>>>

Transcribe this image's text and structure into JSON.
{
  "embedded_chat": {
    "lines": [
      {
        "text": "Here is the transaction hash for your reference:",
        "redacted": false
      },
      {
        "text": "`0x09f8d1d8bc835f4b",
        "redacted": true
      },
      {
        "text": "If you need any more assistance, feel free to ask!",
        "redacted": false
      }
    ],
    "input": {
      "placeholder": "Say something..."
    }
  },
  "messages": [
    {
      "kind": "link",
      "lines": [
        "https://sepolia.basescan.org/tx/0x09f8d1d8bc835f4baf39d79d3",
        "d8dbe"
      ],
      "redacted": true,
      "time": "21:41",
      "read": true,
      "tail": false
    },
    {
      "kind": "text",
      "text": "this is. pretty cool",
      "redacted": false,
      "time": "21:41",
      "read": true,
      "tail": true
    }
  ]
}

<<<

» **WHAT IS BEING ASKED**: Word for word, extract all the records.

» **OUTPUT**:
Transcribe this image's text and structure into JSON.
{
  "embedded_chat": {
    "lines": [
      {
        "text": "Here is the transaction hash for your reference:",
        "redacted": false
      },
      {
        "text": "`0x09f8d1d8bc835f4b",
        "redacted": true
      },
      {
        "text": "If you need any more assistance, feel free to ask!",
        "redacted": false
      }
    ],
    "input": {
      "placeholder": "Say something..."
    }
  },
  "messages": [
    {
      "kind": "link",
      "lines": [
        "https://sepolia.basescan.org/tx/0x09f8d1d8bc835f4baf39d79d3",
        "d8dbe"
      ],
      "redacted": true,
      "time": "21:41",
      "read": true,
      "tail": false
    },
    {
      "kind": "text",
      "text": "this is. pretty cool",
      "redacted": false,
      "time": "21:41",
      "read": true,
      "tail": true
    }
  ]
}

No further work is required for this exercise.